* Aim: In the listing below, locate the lines bearing the word "remains". Copy every one of them.

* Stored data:
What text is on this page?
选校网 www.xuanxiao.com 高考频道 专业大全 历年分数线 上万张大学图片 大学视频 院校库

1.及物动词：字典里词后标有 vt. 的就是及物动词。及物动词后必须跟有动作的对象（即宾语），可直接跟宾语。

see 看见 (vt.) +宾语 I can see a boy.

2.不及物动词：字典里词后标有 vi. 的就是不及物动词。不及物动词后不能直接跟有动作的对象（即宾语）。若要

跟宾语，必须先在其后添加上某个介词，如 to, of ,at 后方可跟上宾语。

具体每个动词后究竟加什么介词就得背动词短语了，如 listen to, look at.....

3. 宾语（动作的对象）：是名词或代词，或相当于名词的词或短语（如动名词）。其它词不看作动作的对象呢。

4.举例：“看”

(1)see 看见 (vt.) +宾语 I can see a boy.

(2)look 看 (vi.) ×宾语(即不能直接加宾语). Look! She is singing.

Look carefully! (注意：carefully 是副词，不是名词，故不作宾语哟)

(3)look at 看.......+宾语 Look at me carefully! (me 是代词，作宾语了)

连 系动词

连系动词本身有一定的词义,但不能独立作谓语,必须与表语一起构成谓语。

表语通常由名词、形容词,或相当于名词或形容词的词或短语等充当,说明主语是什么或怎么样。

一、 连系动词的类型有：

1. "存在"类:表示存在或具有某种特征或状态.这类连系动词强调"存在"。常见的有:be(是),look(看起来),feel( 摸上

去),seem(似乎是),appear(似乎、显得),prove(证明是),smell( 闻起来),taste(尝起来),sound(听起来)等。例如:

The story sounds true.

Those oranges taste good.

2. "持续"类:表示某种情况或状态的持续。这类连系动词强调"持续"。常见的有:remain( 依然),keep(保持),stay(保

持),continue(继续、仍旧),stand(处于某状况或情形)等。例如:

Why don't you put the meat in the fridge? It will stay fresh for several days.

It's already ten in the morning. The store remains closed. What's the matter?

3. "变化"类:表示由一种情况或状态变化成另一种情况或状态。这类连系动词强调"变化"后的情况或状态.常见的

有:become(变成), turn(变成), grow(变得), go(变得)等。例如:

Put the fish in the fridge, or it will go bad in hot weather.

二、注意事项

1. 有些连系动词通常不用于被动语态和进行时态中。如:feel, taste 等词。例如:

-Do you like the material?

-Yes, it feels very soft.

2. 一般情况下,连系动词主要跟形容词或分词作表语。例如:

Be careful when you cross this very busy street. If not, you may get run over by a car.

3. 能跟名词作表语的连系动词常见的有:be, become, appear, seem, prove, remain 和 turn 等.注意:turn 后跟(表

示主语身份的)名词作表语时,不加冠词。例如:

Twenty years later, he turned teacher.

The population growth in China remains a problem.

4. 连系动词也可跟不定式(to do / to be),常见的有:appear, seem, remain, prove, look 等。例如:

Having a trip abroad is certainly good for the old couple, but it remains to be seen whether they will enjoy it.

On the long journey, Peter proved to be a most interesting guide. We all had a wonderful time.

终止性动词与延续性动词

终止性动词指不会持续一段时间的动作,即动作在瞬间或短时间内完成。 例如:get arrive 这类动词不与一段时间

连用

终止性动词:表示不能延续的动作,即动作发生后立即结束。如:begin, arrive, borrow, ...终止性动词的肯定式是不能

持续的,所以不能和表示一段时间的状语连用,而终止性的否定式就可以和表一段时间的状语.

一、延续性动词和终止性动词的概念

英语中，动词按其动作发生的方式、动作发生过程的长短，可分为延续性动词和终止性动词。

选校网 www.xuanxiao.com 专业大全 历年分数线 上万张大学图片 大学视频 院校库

* Result for this task:
It's already ten in the morning. The store remains closed. What's the matter?
The population growth in China remains a problem.
Having a trip abroad is certainly good for the old couple, but it remains to be seen whether they will enjoy it.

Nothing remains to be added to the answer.